• _Given task_
Pull out every line below holding the word "Staatsangehörigkeit".

[Dataset items]
· · · ·

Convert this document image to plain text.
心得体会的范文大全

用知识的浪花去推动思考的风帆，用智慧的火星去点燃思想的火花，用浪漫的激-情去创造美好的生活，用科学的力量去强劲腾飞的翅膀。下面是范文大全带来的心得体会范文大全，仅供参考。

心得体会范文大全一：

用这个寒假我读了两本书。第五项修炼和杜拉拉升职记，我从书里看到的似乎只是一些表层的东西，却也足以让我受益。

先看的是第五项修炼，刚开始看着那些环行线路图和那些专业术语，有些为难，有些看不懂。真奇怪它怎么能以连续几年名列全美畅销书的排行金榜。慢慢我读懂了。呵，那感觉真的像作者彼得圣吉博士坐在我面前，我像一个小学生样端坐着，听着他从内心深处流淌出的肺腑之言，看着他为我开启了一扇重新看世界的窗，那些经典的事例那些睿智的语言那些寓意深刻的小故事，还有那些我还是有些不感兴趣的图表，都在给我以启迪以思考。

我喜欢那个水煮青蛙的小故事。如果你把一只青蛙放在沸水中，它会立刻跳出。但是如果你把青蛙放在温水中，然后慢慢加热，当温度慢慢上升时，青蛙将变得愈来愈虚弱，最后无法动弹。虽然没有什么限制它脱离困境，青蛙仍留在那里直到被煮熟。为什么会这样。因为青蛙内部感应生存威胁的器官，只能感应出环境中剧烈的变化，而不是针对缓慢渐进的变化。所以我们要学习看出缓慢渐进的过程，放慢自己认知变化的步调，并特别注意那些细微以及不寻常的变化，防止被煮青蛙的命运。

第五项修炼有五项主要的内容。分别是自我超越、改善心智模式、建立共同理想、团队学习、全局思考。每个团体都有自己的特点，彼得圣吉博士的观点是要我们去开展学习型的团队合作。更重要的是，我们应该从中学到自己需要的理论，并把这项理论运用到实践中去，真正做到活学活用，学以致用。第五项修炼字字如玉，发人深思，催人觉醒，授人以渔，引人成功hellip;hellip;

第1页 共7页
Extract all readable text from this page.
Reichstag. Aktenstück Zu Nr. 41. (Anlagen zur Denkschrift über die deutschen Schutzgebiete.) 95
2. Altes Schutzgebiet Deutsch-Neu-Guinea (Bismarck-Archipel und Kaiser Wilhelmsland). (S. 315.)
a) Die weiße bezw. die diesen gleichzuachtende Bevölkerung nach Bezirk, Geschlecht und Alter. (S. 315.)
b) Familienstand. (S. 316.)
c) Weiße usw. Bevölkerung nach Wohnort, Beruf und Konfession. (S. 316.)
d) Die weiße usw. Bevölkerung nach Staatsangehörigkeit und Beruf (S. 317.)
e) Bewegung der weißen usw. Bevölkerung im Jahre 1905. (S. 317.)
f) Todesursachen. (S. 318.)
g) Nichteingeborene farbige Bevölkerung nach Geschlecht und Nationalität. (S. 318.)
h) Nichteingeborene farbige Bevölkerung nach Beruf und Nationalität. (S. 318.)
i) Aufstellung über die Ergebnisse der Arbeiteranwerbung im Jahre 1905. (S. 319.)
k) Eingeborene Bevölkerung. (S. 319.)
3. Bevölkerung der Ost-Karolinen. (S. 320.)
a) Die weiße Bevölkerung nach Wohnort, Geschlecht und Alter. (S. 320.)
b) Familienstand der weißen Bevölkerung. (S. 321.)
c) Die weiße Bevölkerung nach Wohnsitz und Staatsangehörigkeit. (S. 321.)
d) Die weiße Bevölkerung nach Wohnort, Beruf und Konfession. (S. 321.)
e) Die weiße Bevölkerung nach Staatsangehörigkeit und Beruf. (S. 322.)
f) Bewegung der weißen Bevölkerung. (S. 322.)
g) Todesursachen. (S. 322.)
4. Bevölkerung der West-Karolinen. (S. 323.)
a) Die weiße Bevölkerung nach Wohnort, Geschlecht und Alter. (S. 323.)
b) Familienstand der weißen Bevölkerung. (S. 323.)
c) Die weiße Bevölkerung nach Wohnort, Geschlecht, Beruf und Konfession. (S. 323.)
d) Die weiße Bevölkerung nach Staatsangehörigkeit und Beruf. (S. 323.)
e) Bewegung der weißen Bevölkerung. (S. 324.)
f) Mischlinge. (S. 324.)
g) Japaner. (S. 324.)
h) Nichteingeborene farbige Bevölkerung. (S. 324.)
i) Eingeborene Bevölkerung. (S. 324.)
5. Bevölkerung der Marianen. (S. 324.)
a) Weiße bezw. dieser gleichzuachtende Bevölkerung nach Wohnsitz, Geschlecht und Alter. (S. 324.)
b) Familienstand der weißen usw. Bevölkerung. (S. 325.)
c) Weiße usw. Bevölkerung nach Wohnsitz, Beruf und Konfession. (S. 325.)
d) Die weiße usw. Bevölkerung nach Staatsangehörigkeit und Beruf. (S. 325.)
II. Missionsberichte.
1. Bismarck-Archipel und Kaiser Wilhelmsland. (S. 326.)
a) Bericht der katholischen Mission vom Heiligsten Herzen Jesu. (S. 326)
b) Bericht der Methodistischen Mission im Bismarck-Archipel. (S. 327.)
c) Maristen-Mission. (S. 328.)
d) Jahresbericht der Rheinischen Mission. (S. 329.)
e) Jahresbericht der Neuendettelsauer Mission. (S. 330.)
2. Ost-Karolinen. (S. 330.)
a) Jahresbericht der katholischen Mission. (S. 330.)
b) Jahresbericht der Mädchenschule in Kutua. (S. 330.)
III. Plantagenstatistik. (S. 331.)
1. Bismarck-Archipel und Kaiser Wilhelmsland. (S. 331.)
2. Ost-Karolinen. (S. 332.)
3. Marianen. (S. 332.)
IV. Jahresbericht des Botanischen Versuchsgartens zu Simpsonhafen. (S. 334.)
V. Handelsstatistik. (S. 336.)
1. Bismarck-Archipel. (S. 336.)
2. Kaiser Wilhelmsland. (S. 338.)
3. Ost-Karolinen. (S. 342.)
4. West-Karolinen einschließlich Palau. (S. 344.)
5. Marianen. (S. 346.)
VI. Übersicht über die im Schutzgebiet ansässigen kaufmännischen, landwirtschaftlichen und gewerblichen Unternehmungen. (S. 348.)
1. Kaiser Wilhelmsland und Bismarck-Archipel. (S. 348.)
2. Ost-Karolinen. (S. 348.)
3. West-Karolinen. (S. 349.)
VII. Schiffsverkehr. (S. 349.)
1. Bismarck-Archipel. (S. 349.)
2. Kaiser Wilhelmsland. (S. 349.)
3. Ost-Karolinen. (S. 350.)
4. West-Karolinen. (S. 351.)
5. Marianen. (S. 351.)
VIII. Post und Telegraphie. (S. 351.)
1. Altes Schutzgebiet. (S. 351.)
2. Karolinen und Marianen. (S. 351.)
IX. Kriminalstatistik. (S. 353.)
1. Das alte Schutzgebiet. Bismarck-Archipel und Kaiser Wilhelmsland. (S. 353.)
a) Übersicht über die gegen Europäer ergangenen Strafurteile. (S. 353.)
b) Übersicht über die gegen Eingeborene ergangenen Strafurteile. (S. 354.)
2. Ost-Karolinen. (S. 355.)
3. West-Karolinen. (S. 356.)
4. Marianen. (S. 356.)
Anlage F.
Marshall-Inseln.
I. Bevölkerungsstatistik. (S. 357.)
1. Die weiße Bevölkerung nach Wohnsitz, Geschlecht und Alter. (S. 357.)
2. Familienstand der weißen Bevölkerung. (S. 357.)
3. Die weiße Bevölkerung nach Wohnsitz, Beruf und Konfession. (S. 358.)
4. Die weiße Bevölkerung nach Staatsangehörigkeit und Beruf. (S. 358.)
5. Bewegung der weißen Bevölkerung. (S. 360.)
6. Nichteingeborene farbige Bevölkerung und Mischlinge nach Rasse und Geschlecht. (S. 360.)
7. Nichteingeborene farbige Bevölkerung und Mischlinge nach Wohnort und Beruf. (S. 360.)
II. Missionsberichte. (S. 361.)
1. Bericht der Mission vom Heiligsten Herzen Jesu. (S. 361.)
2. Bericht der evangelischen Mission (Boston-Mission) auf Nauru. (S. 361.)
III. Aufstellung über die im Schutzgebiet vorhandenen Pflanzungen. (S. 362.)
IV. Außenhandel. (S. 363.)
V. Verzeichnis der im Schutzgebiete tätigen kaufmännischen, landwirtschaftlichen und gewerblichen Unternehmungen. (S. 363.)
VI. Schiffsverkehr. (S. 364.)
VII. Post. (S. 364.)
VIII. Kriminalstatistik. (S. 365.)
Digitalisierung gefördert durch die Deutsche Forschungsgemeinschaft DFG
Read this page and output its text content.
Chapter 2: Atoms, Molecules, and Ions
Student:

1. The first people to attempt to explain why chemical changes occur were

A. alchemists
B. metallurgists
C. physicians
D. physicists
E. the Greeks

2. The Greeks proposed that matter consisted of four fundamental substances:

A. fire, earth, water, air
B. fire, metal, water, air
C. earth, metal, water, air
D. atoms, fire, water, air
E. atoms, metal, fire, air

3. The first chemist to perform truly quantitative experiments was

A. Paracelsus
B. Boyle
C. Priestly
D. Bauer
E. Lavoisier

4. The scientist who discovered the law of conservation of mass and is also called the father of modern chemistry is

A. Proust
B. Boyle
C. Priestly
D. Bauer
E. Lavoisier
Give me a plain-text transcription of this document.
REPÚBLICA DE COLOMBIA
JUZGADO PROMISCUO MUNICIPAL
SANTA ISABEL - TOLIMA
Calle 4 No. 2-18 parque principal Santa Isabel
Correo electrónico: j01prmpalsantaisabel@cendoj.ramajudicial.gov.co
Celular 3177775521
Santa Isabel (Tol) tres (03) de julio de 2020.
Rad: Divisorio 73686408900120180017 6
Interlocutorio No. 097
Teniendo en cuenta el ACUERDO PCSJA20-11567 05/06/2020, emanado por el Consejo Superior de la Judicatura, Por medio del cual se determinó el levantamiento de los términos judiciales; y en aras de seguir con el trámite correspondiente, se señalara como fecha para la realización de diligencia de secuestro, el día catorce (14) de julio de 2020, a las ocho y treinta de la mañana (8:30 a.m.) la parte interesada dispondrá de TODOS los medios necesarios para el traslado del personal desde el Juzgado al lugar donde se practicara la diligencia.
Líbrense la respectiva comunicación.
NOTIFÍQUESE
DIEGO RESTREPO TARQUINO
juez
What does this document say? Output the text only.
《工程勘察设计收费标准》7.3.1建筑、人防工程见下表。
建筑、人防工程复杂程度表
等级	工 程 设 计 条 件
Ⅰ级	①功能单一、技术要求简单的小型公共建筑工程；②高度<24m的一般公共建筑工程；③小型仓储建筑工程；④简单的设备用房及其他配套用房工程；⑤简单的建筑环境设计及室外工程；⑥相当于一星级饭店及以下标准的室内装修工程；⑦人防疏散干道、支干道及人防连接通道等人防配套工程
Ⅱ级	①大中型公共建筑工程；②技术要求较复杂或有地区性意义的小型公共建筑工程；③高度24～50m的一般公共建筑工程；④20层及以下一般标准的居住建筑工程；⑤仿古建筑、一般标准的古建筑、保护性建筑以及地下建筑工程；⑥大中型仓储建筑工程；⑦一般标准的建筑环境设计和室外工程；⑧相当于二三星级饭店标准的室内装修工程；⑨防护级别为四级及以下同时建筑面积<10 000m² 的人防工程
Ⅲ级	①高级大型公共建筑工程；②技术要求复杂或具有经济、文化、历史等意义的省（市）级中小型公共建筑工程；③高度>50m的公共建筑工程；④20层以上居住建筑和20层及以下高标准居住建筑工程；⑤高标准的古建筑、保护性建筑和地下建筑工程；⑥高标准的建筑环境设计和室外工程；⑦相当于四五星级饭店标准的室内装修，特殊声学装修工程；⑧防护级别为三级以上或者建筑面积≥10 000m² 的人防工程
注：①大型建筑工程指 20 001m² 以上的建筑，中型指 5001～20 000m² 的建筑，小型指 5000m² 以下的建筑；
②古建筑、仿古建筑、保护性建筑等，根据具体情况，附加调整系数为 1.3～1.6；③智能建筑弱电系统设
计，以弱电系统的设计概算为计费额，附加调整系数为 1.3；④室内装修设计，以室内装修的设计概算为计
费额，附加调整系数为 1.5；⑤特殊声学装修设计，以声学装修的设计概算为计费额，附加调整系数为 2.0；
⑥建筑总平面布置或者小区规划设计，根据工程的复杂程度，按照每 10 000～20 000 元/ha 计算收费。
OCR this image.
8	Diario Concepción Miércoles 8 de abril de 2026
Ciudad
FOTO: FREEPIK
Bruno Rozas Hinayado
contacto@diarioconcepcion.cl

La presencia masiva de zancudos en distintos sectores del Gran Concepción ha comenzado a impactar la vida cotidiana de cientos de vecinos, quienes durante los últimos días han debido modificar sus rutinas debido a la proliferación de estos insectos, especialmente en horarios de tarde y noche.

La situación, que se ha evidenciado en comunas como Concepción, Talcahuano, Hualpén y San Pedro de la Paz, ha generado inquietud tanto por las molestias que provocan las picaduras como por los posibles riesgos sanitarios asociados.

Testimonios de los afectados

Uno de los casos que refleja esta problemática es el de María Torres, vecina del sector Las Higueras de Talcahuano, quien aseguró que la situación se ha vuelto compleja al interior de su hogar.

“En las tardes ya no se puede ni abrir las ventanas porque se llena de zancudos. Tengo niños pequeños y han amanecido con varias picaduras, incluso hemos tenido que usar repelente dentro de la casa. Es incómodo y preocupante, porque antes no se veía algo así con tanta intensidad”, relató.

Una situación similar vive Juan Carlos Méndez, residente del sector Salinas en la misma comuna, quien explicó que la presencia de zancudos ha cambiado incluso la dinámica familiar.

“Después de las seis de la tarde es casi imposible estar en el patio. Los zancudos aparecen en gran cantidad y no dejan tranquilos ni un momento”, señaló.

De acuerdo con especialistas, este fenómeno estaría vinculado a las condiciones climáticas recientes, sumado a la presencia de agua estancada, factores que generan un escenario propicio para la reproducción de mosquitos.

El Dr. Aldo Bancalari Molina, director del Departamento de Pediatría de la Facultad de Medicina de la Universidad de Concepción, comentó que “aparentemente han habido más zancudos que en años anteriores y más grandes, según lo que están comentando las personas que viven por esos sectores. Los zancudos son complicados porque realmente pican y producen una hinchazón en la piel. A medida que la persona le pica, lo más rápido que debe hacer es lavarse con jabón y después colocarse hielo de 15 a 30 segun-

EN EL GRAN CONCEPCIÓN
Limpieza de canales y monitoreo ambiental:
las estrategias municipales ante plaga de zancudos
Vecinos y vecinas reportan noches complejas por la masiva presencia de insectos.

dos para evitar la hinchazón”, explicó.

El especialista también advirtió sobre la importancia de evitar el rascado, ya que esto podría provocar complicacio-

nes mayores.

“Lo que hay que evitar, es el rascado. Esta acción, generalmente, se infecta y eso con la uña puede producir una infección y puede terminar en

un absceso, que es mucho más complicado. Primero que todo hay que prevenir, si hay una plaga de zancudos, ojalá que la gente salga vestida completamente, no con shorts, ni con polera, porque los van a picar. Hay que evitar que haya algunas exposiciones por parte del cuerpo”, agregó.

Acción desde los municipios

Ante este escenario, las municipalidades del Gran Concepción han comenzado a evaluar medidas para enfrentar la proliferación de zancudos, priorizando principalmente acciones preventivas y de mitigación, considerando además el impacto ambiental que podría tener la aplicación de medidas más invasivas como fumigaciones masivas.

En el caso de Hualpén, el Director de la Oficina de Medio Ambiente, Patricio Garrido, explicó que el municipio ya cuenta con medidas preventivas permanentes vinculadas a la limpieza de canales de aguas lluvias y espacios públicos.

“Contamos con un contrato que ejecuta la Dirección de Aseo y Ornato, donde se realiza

· · · ·

• _Exercise answer_
d) Die weiße usw. Bevölkerung nach Staatsangehörigkeit und Beruf (S. 317.)
c) Die weiße Bevölkerung nach Wohnsitz und Staatsangehörigkeit. (S. 321.)
e) Die weiße Bevölkerung nach Staatsangehörigkeit und Beruf. (S. 322.)
d) Die weiße Bevölkerung nach Staatsangehörigkeit und Beruf. (S. 323.)
d) Die weiße usw. Bevölkerung nach Staatsangehörigkeit und Beruf. (S. 325.)
4. Die weiße Bevölkerung nach Staatsangehörigkeit und Beruf. (S. 358.)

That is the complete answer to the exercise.